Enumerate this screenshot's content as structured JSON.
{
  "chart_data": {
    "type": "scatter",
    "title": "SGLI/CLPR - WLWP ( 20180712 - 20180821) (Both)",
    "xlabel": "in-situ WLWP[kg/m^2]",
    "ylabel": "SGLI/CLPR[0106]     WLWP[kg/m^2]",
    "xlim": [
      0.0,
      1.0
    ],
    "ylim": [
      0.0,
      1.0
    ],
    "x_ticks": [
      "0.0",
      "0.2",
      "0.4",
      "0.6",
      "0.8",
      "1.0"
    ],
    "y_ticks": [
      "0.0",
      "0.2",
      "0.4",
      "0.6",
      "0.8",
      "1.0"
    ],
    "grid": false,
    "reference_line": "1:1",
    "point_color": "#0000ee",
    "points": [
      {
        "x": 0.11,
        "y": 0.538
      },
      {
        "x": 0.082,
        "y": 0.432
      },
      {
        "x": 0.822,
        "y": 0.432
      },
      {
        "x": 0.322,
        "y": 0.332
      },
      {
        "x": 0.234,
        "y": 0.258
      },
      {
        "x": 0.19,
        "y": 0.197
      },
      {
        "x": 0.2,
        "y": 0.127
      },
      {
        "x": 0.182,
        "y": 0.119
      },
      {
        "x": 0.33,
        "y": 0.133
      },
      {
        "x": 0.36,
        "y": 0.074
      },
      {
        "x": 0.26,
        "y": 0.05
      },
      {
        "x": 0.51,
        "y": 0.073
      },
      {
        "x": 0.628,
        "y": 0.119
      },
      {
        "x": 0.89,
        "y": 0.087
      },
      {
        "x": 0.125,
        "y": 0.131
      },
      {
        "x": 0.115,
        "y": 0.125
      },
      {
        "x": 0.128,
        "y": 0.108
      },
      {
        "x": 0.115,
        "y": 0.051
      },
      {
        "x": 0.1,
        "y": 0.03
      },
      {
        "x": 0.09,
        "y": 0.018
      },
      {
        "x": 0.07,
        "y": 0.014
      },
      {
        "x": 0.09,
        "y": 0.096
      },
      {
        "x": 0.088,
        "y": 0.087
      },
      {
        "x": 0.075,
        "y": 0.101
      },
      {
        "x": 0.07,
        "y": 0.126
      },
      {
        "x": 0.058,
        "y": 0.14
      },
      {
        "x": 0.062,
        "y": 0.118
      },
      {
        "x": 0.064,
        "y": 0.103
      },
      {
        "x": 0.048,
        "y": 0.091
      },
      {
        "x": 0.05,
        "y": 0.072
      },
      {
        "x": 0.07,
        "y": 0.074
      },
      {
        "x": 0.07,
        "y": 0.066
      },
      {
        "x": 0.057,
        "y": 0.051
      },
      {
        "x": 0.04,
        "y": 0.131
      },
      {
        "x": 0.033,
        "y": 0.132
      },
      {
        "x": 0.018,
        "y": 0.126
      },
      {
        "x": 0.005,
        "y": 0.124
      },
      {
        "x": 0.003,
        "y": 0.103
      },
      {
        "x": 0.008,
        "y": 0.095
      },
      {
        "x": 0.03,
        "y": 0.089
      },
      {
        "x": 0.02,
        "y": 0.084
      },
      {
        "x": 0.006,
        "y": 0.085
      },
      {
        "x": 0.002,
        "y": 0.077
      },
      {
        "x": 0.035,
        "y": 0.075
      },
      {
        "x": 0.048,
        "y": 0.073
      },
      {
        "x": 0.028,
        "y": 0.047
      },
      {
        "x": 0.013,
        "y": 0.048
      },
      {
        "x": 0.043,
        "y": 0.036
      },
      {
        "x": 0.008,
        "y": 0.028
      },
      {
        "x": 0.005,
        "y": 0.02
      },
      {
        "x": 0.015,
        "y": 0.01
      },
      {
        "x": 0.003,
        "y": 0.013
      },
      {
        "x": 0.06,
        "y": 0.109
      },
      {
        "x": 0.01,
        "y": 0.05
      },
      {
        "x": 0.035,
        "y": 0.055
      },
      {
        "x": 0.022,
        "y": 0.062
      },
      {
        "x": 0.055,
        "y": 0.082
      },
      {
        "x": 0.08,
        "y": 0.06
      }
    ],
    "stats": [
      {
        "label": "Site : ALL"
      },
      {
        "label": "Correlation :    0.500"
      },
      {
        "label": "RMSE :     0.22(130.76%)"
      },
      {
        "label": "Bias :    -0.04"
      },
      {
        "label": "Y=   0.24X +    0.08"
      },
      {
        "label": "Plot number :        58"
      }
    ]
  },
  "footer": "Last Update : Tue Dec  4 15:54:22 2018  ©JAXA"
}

▶ [Aim]
Output each record precisely as given.

▶ [Exercise answer]
Enumerate this screenshot's content as structured JSON.
{
  "chart_data": {
    "type": "scatter",
    "title": "SGLI/CLPR - WLWP ( 20180712 - 20180821) (Both)",
    "xlabel": "in-situ WLWP[kg/m^2]",
    "ylabel": "SGLI/CLPR[0106]     WLWP[kg/m^2]",
    "xlim": [
      0.0,
      1.0
    ],
    "ylim": [
      0.0,
      1.0
    ],
    "x_ticks": [
      "0.0",
      "0.2",
      "0.4",
      "0.6",
      "0.8",
      "1.0"
    ],
    "y_ticks": [
      "0.0",
      "0.2",
      "0.4",
      "0.6",
      "0.8",
      "1.0"
    ],
    "grid": false,
    "reference_line": "1:1",
    "point_color": "#0000ee",
    "points": [
      {
        "x": 0.11,
        "y": 0.538
      },
      {
        "x": 0.082,
        "y": 0.432
      },
      {
        "x": 0.822,
        "y": 0.432
      },
      {
        "x": 0.322,
        "y": 0.332
      },
      {
        "x": 0.234,
        "y": 0.258
      },
      {
        "x": 0.19,
        "y": 0.197
      },
      {
        "x": 0.2,
        "y": 0.127
      },
      {
        "x": 0.182,
        "y": 0.119
      },
      {
        "x": 0.33,
        "y": 0.133
      },
      {
        "x": 0.36,
        "y": 0.074
      },
      {
        "x": 0.26,
        "y": 0.05
      },
      {
        "x": 0.51,
        "y": 0.073
      },
      {
        "x": 0.628,
        "y": 0.119
      },
      {
        "x": 0.89,
        "y": 0.087
      },
      {
        "x": 0.125,
        "y": 0.131
      },
      {
        "x": 0.115,
        "y": 0.125
      },
      {
        "x": 0.128,
        "y": 0.108
      },
      {
        "x": 0.115,
        "y": 0.051
      },
      {
        "x": 0.1,
        "y": 0.03
      },
      {
        "x": 0.09,
        "y": 0.018
      },
      {
        "x": 0.07,
        "y": 0.014
      },
      {
        "x": 0.09,
        "y": 0.096
      },
      {
        "x": 0.088,
        "y": 0.087
      },
      {
        "x": 0.075,
        "y": 0.101
      },
      {
        "x": 0.07,
        "y": 0.126
      },
      {
        "x": 0.058,
        "y": 0.14
      },
      {
        "x": 0.062,
        "y": 0.118
      },
      {
        "x": 0.064,
        "y": 0.103
      },
      {
        "x": 0.048,
        "y": 0.091
      },
      {
        "x": 0.05,
        "y": 0.072
      },
      {
        "x": 0.07,
        "y": 0.074
      },
      {
        "x": 0.07,
        "y": 0.066
      },
      {
        "x": 0.057,
        "y": 0.051
      },
      {
        "x": 0.04,
        "y": 0.131
      },
      {
        "x": 0.033,
        "y": 0.132
      },
      {
        "x": 0.018,
        "y": 0.126
      },
      {
        "x": 0.005,
        "y": 0.124
      },
      {
        "x": 0.003,
        "y": 0.103
      },
      {
        "x": 0.008,
        "y": 0.095
      },
      {
        "x": 0.03,
        "y": 0.089
      },
      {
        "x": 0.02,
        "y": 0.084
      },
      {
        "x": 0.006,
        "y": 0.085
      },
      {
        "x": 0.002,
        "y": 0.077
      },
      {
        "x": 0.035,
        "y": 0.075
      },
      {
        "x": 0.048,
        "y": 0.073
      },
      {
        "x": 0.028,
        "y": 0.047
      },
      {
        "x": 0.013,
        "y": 0.048
      },
      {
        "x": 0.043,
        "y": 0.036
      },
      {
        "x": 0.008,
        "y": 0.028
      },
      {
        "x": 0.005,
        "y": 0.02
      },
      {
        "x": 0.015,
        "y": 0.01
      },
      {
        "x": 0.003,
        "y": 0.013
      },
      {
        "x": 0.06,
        "y": 0.109
      },
      {
        "x": 0.01,
        "y": 0.05
      },
      {
        "x": 0.035,
        "y": 0.055
      },
      {
        "x": 0.022,
        "y": 0.062
      },
      {
        "x": 0.055,
        "y": 0.082
      },
      {
        "x": 0.08,
        "y": 0.06
      }
    ],
    "stats": [
      {
        "label": "Site : ALL"
      },
      {
        "label": "Correlation :    0.500"
      },
      {
        "label": "RMSE :     0.22(130.76%)"
      },
      {
        "label": "Bias :    -0.04"
      },
      {
        "label": "Y=   0.24X +    0.08"
      },
      {
        "label": "Plot number :        58"
      }
    ]
  },
  "footer": "Last Update : Tue Dec  4 15:54:22 2018  ©JAXA"
}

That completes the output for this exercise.